━━━━━ Records provided
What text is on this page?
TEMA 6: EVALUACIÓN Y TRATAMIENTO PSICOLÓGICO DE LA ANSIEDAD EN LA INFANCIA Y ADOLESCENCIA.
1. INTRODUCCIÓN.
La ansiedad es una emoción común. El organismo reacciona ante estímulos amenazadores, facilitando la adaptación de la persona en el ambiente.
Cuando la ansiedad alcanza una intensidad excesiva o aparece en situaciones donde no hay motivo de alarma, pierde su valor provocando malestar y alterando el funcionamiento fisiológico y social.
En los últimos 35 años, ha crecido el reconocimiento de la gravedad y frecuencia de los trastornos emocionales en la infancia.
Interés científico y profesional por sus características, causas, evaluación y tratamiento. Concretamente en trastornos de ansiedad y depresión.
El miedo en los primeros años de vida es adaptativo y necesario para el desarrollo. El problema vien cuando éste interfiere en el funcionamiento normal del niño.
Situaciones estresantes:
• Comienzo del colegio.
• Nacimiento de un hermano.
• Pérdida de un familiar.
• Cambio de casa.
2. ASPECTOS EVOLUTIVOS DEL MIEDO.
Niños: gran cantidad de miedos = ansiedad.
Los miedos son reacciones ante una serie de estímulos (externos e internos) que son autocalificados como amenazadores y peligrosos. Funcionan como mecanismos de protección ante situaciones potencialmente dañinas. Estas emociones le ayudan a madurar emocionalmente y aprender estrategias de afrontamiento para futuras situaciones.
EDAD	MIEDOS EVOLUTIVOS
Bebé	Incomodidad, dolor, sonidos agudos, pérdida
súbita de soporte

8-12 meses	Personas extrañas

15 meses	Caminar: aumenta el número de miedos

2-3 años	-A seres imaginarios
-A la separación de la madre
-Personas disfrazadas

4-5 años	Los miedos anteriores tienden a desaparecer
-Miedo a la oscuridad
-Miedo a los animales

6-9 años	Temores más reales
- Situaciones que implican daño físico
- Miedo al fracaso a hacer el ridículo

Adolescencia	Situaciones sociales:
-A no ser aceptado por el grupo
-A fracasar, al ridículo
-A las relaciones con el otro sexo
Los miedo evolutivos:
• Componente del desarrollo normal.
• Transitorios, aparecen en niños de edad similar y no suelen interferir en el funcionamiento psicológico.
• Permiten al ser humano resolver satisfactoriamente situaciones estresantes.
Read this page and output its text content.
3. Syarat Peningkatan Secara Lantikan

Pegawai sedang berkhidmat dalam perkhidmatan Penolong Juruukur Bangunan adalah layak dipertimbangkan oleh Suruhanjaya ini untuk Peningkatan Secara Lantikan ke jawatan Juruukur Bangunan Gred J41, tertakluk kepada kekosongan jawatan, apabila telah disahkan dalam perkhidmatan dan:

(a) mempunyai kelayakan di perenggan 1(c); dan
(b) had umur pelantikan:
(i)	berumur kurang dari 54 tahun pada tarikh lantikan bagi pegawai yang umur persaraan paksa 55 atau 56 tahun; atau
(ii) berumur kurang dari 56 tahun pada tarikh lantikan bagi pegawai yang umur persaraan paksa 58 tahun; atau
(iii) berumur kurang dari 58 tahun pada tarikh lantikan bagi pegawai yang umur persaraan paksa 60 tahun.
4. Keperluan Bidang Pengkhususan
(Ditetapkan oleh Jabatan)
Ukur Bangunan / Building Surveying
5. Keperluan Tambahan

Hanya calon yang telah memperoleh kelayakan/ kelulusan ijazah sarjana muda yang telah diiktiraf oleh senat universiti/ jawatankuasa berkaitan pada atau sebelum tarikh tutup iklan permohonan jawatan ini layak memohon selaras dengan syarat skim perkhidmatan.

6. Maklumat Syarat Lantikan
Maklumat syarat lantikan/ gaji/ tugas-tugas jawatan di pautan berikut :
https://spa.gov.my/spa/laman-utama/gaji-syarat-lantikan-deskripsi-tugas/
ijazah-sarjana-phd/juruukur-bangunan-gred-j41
━━━━━━━━━━
● The task
Count the lines in the records above that hold the word "años", and give only that number.

● Response
5